──────── EXERCISE MATERIAL ────────

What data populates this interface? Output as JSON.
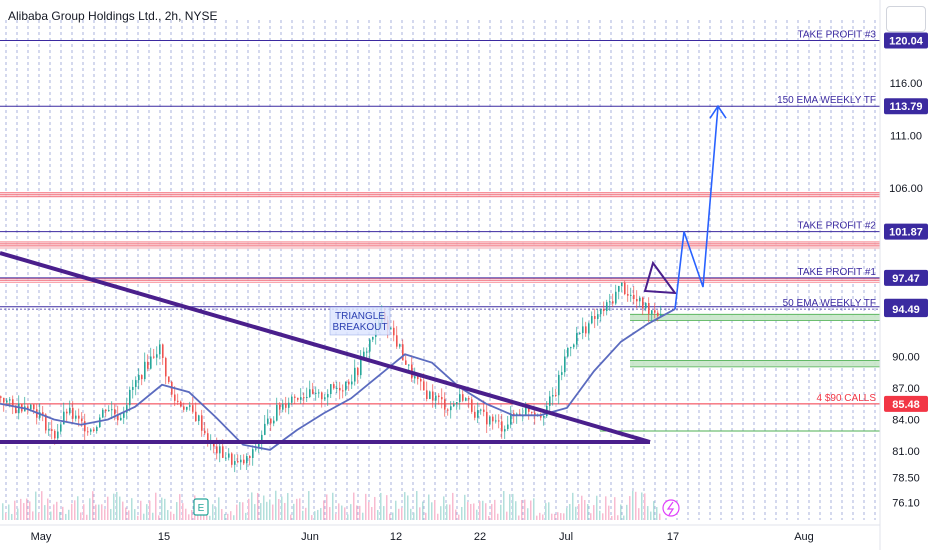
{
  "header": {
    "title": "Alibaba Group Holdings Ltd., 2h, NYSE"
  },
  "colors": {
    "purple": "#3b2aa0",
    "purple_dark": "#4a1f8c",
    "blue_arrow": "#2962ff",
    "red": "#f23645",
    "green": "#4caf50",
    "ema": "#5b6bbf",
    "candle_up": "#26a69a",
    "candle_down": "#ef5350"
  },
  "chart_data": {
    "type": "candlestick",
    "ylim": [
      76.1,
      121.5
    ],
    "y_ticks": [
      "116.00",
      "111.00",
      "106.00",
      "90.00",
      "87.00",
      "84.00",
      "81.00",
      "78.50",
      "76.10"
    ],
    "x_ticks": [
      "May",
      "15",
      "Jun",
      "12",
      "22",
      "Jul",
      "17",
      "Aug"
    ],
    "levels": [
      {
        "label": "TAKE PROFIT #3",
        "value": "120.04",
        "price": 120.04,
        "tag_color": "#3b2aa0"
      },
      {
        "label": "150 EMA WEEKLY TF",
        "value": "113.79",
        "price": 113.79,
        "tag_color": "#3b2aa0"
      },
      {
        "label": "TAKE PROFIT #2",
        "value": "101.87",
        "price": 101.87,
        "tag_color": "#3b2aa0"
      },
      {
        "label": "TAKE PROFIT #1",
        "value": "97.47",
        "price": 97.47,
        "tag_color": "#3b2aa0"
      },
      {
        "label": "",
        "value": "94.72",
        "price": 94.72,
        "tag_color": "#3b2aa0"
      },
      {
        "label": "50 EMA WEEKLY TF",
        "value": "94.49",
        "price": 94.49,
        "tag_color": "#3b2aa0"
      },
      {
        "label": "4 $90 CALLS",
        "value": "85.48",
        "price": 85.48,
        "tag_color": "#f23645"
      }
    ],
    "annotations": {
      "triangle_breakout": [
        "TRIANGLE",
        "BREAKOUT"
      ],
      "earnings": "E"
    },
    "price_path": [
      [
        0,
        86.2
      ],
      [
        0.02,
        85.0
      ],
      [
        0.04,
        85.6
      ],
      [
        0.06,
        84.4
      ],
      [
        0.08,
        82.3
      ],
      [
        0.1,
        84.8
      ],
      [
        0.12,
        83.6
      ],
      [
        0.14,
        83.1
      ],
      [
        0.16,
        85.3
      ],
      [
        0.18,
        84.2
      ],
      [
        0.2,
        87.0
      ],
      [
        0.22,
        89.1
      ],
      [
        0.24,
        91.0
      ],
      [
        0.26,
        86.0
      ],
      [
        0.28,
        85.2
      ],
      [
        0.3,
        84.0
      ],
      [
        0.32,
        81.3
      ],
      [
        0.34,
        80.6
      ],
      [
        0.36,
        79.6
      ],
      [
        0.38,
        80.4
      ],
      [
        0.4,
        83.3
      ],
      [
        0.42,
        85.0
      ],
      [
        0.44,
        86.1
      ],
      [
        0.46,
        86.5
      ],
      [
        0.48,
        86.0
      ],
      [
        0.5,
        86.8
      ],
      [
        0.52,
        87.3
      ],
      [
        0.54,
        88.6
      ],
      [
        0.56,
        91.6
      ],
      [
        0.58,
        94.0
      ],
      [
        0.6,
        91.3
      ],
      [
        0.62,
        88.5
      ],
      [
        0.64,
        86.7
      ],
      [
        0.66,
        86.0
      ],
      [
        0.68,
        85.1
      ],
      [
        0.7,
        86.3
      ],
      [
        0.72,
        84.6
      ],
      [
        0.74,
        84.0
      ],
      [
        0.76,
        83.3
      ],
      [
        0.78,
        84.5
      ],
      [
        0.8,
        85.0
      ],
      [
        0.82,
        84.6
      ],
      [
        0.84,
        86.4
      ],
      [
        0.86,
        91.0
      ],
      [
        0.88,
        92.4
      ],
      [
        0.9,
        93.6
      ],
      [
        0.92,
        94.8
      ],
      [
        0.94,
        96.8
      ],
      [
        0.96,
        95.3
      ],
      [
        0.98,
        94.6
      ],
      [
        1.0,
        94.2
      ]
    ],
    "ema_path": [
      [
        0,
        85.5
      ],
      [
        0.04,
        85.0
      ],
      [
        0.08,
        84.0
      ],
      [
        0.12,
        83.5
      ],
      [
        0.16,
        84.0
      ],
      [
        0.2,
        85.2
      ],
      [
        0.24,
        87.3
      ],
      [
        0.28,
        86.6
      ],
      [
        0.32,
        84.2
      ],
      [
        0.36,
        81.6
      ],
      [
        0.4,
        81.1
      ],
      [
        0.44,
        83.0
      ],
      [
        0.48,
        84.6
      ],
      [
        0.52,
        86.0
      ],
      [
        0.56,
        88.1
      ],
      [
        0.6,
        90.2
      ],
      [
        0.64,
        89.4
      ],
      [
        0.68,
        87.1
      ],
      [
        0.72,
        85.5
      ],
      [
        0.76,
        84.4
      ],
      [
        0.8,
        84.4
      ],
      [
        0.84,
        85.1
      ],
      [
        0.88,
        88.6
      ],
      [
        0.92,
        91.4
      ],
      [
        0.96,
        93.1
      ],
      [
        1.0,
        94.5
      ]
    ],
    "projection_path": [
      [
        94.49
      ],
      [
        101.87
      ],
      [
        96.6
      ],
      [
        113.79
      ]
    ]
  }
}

────────
──────── EXERCISE MATERIAL ────────

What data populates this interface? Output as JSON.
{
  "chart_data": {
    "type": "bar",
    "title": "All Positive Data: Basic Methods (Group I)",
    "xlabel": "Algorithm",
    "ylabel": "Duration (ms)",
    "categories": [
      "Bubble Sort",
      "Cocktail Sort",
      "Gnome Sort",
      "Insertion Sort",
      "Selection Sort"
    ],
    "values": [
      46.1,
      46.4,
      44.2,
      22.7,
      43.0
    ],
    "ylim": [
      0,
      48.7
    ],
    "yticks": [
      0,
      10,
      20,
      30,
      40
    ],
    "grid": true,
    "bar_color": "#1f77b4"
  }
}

────────

**EXERCISE DETAILS**
Scan the records above, count the lines with "Group" in them, and give only the number.

**REPLY TO THE TASK**
2